#### Data lines
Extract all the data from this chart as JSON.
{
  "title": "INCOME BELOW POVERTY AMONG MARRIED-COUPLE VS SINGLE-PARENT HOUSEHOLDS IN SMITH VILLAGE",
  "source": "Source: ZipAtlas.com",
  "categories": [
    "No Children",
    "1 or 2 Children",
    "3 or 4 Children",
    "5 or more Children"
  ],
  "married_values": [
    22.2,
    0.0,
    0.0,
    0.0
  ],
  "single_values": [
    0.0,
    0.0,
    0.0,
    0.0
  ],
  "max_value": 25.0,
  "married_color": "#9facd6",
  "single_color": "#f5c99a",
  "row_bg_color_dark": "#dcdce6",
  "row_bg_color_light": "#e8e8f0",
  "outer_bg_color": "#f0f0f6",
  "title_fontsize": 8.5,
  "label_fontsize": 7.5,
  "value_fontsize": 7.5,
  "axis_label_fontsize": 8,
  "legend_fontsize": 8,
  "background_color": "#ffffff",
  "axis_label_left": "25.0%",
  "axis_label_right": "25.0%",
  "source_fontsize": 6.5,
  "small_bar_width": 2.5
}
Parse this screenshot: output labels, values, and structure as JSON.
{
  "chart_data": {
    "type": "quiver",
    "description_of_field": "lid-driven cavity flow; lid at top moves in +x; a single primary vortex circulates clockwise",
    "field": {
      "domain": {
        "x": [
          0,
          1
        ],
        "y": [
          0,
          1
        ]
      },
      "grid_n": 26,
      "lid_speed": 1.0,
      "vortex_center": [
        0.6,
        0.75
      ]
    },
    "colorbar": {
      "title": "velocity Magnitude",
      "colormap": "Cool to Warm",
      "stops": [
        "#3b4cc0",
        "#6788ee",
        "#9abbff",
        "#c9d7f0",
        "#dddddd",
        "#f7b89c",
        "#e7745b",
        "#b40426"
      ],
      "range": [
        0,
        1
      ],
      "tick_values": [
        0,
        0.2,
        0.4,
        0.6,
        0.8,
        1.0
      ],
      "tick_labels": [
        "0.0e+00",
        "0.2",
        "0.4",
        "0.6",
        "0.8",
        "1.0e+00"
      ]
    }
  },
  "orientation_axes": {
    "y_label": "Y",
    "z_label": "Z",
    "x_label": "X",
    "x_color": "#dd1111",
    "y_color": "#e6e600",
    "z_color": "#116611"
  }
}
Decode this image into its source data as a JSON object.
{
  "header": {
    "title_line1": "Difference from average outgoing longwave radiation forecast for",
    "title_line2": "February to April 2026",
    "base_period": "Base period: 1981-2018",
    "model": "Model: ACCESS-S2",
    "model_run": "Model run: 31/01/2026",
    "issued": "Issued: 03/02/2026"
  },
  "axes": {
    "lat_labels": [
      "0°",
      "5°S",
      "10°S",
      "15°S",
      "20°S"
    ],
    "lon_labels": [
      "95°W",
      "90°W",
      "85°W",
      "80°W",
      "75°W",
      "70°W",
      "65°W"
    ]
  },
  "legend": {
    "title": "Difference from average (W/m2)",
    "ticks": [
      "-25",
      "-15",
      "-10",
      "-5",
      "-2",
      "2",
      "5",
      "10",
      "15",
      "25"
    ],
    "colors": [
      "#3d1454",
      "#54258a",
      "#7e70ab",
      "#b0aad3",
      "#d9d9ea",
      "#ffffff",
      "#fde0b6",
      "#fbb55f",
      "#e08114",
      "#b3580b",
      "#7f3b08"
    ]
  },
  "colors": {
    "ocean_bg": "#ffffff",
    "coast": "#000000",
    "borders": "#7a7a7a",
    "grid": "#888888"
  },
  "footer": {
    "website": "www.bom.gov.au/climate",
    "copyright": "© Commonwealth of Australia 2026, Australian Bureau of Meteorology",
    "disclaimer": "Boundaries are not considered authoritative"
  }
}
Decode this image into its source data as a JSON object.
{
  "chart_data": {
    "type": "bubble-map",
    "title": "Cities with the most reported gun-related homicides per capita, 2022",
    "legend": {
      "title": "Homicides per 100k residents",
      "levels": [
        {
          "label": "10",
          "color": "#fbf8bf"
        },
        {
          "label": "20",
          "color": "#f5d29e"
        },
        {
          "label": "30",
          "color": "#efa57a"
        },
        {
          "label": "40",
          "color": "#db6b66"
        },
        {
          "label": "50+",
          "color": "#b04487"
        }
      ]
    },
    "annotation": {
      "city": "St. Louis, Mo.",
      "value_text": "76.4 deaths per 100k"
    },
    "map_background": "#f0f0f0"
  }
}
########
Exactly how many lines contain "Difference"? State the number and nothing else.

2